A run of records
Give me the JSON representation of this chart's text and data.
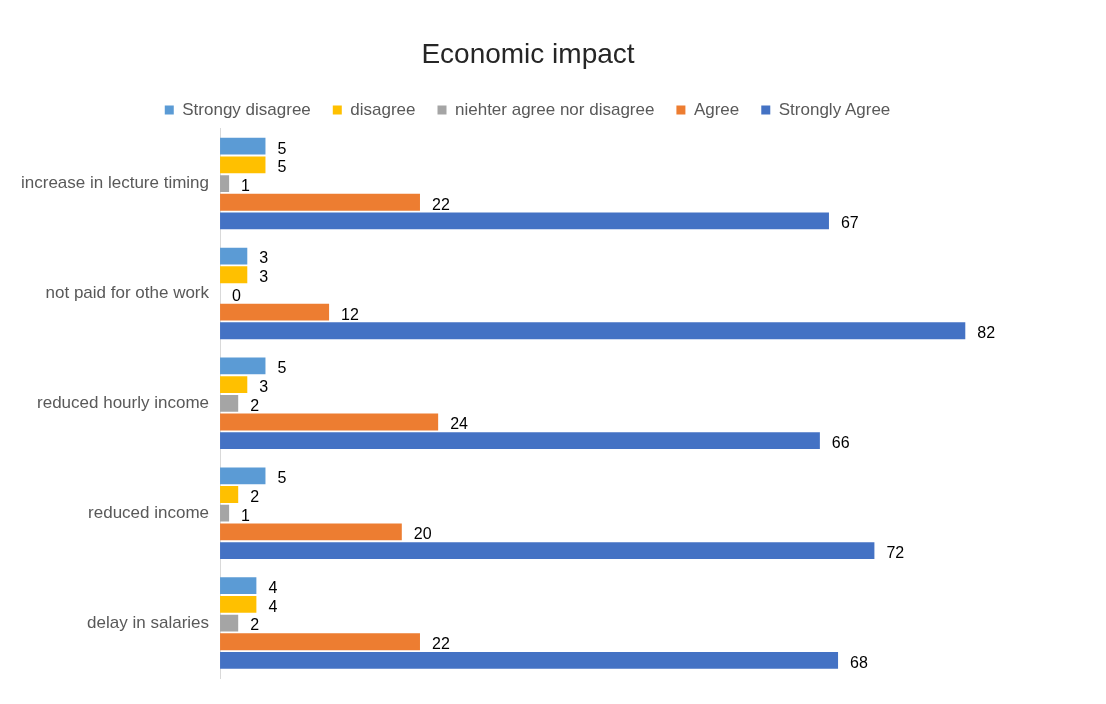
{
  "chart_data": {
    "type": "bar",
    "orientation": "horizontal",
    "title": "Economic impact",
    "categories": [
      "increase in lecture timing",
      "not paid for othe work",
      "reduced hourly income",
      "reduced income",
      "delay in salaries"
    ],
    "series": [
      {
        "name": "Strongy disagree",
        "color": "#5b9bd5",
        "values": [
          5,
          3,
          5,
          5,
          4
        ]
      },
      {
        "name": "disagree",
        "color": "#ffc000",
        "values": [
          5,
          3,
          3,
          2,
          4
        ]
      },
      {
        "name": "niehter agree nor disagree",
        "color": "#a5a5a5",
        "values": [
          1,
          0,
          2,
          1,
          2
        ]
      },
      {
        "name": "Agree",
        "color": "#ed7d31",
        "values": [
          22,
          12,
          24,
          20,
          22
        ]
      },
      {
        "name": "Strongly Agree",
        "color": "#4472c4",
        "values": [
          67,
          82,
          66,
          72,
          68
        ]
      }
    ],
    "data_labels": true,
    "legend": "top",
    "grid": false,
    "tick_labels": "y"
  }
}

**Objective**
In the records above, find the lines containing "income" and copy them.

**Response to this exercise**
      "reduced hourly income",
      "reduced income",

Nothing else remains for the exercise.